**PROVIDED RECORDS**.
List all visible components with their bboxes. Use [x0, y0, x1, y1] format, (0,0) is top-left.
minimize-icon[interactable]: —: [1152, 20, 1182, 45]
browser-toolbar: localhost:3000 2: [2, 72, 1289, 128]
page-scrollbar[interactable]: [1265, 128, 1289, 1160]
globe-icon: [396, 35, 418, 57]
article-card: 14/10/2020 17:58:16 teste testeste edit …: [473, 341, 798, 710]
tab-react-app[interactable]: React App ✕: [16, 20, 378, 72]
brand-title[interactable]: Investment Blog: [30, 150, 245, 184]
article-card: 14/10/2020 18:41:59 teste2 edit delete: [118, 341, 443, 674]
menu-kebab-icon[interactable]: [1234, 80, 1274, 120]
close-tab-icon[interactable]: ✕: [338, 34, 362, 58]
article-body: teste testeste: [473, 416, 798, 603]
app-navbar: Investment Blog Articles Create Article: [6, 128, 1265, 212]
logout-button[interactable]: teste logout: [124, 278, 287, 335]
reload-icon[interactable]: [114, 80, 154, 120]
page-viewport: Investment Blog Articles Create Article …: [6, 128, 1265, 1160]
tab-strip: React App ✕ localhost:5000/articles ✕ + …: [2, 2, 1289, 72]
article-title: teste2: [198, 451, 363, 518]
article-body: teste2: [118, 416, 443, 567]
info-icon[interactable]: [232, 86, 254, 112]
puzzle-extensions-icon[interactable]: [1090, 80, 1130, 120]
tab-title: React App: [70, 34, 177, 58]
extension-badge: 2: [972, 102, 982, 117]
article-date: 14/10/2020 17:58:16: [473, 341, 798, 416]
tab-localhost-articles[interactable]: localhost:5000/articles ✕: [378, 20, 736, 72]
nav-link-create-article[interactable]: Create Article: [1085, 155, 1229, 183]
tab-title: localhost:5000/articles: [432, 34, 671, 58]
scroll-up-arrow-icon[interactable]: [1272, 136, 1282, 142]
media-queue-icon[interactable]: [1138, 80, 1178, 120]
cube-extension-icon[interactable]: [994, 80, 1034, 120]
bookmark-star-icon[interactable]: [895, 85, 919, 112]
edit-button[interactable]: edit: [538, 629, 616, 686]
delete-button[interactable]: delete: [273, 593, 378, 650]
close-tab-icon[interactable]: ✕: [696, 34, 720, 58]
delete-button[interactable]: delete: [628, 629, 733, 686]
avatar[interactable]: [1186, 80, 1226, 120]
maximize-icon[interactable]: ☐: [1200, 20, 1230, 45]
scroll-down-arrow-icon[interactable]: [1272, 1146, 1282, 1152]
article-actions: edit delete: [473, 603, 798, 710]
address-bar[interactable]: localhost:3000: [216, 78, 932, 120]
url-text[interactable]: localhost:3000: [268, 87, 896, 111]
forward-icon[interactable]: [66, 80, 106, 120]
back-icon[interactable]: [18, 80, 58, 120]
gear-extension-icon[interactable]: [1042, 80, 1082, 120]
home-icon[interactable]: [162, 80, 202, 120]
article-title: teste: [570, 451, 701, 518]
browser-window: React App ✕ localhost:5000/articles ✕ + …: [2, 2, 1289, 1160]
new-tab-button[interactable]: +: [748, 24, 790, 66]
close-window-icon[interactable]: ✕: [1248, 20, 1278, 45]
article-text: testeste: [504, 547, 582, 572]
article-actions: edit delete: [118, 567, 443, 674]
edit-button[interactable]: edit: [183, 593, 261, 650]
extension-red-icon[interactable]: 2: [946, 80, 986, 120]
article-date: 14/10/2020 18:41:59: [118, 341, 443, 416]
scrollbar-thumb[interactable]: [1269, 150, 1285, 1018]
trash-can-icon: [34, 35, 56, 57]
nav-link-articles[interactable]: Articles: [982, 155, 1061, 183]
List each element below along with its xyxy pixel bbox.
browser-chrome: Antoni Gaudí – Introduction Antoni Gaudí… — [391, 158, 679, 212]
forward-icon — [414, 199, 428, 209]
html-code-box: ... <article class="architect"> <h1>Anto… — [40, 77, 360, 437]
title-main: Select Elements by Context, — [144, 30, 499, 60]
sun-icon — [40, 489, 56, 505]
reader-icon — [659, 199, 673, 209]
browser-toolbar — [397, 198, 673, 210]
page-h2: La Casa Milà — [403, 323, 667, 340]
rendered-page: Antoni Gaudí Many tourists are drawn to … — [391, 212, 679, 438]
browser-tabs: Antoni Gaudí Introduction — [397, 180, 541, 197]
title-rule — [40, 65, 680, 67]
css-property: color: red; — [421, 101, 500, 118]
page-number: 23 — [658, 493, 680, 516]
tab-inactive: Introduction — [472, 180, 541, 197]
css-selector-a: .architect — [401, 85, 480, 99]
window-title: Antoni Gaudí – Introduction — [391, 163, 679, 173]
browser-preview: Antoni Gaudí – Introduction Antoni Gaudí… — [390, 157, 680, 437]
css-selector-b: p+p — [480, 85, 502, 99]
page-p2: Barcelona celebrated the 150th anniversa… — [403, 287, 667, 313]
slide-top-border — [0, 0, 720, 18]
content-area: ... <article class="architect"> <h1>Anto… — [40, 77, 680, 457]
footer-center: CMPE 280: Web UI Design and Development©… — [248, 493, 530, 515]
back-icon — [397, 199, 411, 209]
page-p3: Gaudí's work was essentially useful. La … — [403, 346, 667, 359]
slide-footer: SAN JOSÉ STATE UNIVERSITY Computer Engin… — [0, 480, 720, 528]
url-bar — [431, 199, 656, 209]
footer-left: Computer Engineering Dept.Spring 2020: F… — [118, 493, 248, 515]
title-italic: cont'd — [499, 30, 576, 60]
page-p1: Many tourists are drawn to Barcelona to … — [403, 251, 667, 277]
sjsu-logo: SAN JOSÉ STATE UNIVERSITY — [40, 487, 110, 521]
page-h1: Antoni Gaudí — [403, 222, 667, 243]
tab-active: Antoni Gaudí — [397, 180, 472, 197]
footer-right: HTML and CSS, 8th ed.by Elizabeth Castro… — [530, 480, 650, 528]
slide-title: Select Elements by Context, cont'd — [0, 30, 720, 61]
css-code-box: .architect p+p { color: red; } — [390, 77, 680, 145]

**EXERCISE**.
Could you convert every line of the data above into a Markdown table with the columns Row and Line, numbering the rows and skipping any blank lines?

**TASK RESULT**.
| Row | Line |
|---|---|
| 1 | List all visible components with their bboxes. Use [x0, y0, x1, y1] format, (0,0) is top-left. |
| 2 | minimize-icon[interactable]: —: [1152, 20, 1182, 45] |
| 3 | browser-toolbar: localhost:3000 2: [2, 72, 1289, 128] |
| 4 | page-scrollbar[interactable]: [1265, 128, 1289, 1160] |
| 5 | globe-icon: [396, 35, 418, 57] |
| 6 | article-card: 14/10/2020 17:58:16 teste testeste edit …: [473, 341, 798, 710] |
| 7 | tab-react-app[interactable]: React App ✕: [16, 20, 378, 72] |
| 8 | brand-title[interactable]: Investment Blog: [30, 150, 245, 184] |
| 9 | article-card: 14/10/2020 18:41:59 teste2 edit delete: [118, 341, 443, 674] |
| 10 | menu-kebab-icon[interactable]: [1234, 80, 1274, 120] |
| 11 | close-tab-icon[interactable]: ✕: [338, 34, 362, 58] |
| 12 | article-body: teste testeste: [473, 416, 798, 603] |
| 13 | app-navbar: Investment Blog Articles Create Article: [6, 128, 1265, 212] |
| 14 | logout-button[interactable]: teste logout: [124, 278, 287, 335] |
| 15 | reload-icon[interactable]: [114, 80, 154, 120] |
| 16 | page-viewport: Investment Blog Articles Create Article …: [6, 128, 1265, 1160] |
| 17 | tab-strip: React App ✕ localhost:5000/articles ✕ + …: [2, 2, 1289, 72] |
| 18 | article-title: teste2: [198, 451, 363, 518] |
| 19 | article-body: teste2: [118, 416, 443, 567] |
| 20 | info-icon[interactable]: [232, 86, 254, 112] |
| 21 | puzzle-extensions-icon[interactable]: [1090, 80, 1130, 120] |
| 22 | tab-title: React App: [70, 34, 177, 58] |
| 23 | extension-badge: 2: [972, 102, 982, 117] |
| 24 | article-date: 14/10/2020 17:58:16: [473, 341, 798, 416] |
| 25 | tab-localhost-articles[interactable]: localhost:5000/articles ✕: [378, 20, 736, 72] |
| 26 | nav-link-create-article[interactable]: Create Article: [1085, 155, 1229, 183] |
| 27 | tab-title: localhost:5000/articles: [432, 34, 671, 58] |
| 28 | scroll-up-arrow-icon[interactable]: [1272, 136, 1282, 142] |
| 29 | media-queue-icon[interactable]: [1138, 80, 1178, 120] |
| 30 | cube-extension-icon[interactable]: [994, 80, 1034, 120] |
| 31 | bookmark-star-icon[interactable]: [895, 85, 919, 112] |
| 32 | edit-button[interactable]: edit: [538, 629, 616, 686] |
| 33 | delete-button[interactable]: delete: [273, 593, 378, 650] |
| 34 | close-tab-icon[interactable]: ✕: [696, 34, 720, 58] |
| 35 | delete-button[interactable]: delete: [628, 629, 733, 686] |
| 36 | avatar[interactable]: [1186, 80, 1226, 120] |
| 37 | maximize-icon[interactable]: ☐: [1200, 20, 1230, 45] |
| 38 | scroll-down-arrow-icon[interactable]: [1272, 1146, 1282, 1152] |
| 39 | article-actions: edit delete: [473, 603, 798, 710] |
| 40 | address-bar[interactable]: localhost:3000: [216, 78, 932, 120] |
| 41 | url-text[interactable]: localhost:3000: [268, 87, 896, 111] |
| 42 | forward-icon[interactable]: [66, 80, 106, 120] |
| 43 | back-icon[interactable]: [18, 80, 58, 120] |
| 44 | gear-extension-icon[interactable]: [1042, 80, 1082, 120] |
| 45 | home-icon[interactable]: [162, 80, 202, 120] |
| 46 | article-title: teste: [570, 451, 701, 518] |
| 47 | browser-window: React App ✕ localhost:5000/articles ✕ + …: [2, 2, 1289, 1160] |
| 48 | new-tab-button[interactable]: +: [748, 24, 790, 66] |
| 49 | close-window-icon[interactable]: ✕: [1248, 20, 1278, 45] |
| 50 | article-text: testeste: [504, 547, 582, 572] |
| 51 | article-actions: edit delete: [118, 567, 443, 674] |
| 52 | edit-button[interactable]: edit: [183, 593, 261, 650] |
| 53 | extension-red-icon[interactable]: 2: [946, 80, 986, 120] |
| 54 | article-date: 14/10/2020 18:41:59: [118, 341, 443, 416] |
| 55 | scrollbar-thumb[interactable]: [1269, 150, 1285, 1018] |
| 56 | trash-can-icon: [34, 35, 56, 57] |
| 57 | nav-link-articles[interactable]: Articles: [982, 155, 1061, 183] |
| 58 | List each element below along with its xyxy pixel bbox. |
| 59 | browser-chrome: Antoni Gaudí – Introduction Antoni Gaudí… — [391, 158, 679, 212] |
| 60 | forward-icon — [414, 199, 428, 209] |
| 61 | html-code-box: ... <article class="architect"> <h1>Anto… — [40, 77, 360, 437] |
| 62 | title-main: Select Elements by Context, — [144, 30, 499, 60] |
| 63 | sun-icon — [40, 489, 56, 505] |
| 64 | reader-icon — [659, 199, 673, 209] |
| 65 | browser-toolbar — [397, 198, 673, 210] |
| 66 | page-h2: La Casa Milà — [403, 323, 667, 340] |
| 67 | rendered-page: Antoni Gaudí Many tourists are drawn to … — [391, 212, 679, 438] |
| 68 | browser-tabs: Antoni Gaudí Introduction — [397, 180, 541, 197] |
| 69 | title-rule — [40, 65, 680, 67] |
| 70 | css-property: color: red; — [421, 101, 500, 118] |
| 71 | page-number: 23 — [658, 493, 680, 516] |
| 72 | tab-inactive: Introduction — [472, 180, 541, 197] |
| 73 | css-selector-a: .architect — [401, 85, 480, 99] |
| 74 | window-title: Antoni Gaudí – Introduction — [391, 163, 679, 173] |
| 75 | browser-preview: Antoni Gaudí – Introduction Antoni Gaudí… — [390, 157, 680, 437] |
| 76 | css-selector-b: p+p — [480, 85, 502, 99] |
| 77 | page-p2: Barcelona celebrated the 150th anniversa… — [403, 287, 667, 313] |
| 78 | slide-top-border — [0, 0, 720, 18] |
| 79 | content-area: ... <article class="architect"> <h1>Anto… — [40, 77, 680, 457] |
| 80 | footer-center: CMPE 280: Web UI Design and Development©… — [248, 493, 530, 515] |
| 81 | back-icon — [397, 199, 411, 209] |
| 82 | page-p3: Gaudí's work was essentially useful. La … — [403, 346, 667, 359] |
| 83 | slide-footer: SAN JOSÉ STATE UNIVERSITY Computer Engin… — [0, 480, 720, 528] |
| 84 | url-bar — [431, 199, 656, 209] |
| 85 | footer-left: Computer Engineering Dept.Spring 2020: F… — [118, 493, 248, 515] |
| 86 | title-italic: cont'd — [499, 30, 576, 60] |
| 87 | page-p1: Many tourists are drawn to Barcelona to … — [403, 251, 667, 277] |
| 88 | sjsu-logo: SAN JOSÉ STATE UNIVERSITY — [40, 487, 110, 521] |
| 89 | page-h1: Antoni Gaudí — [403, 222, 667, 243] |
| 90 | tab-active: Antoni Gaudí — [397, 180, 472, 197] |
| 91 | footer-right: HTML and CSS, 8th ed.by Elizabeth Castro… — [530, 480, 650, 528] |
| 92 | slide-title: Select Elements by Context, cont'd — [0, 30, 720, 61] |
| 93 | css-code-box: .architect p+p { color: red; } — [390, 77, 680, 145] |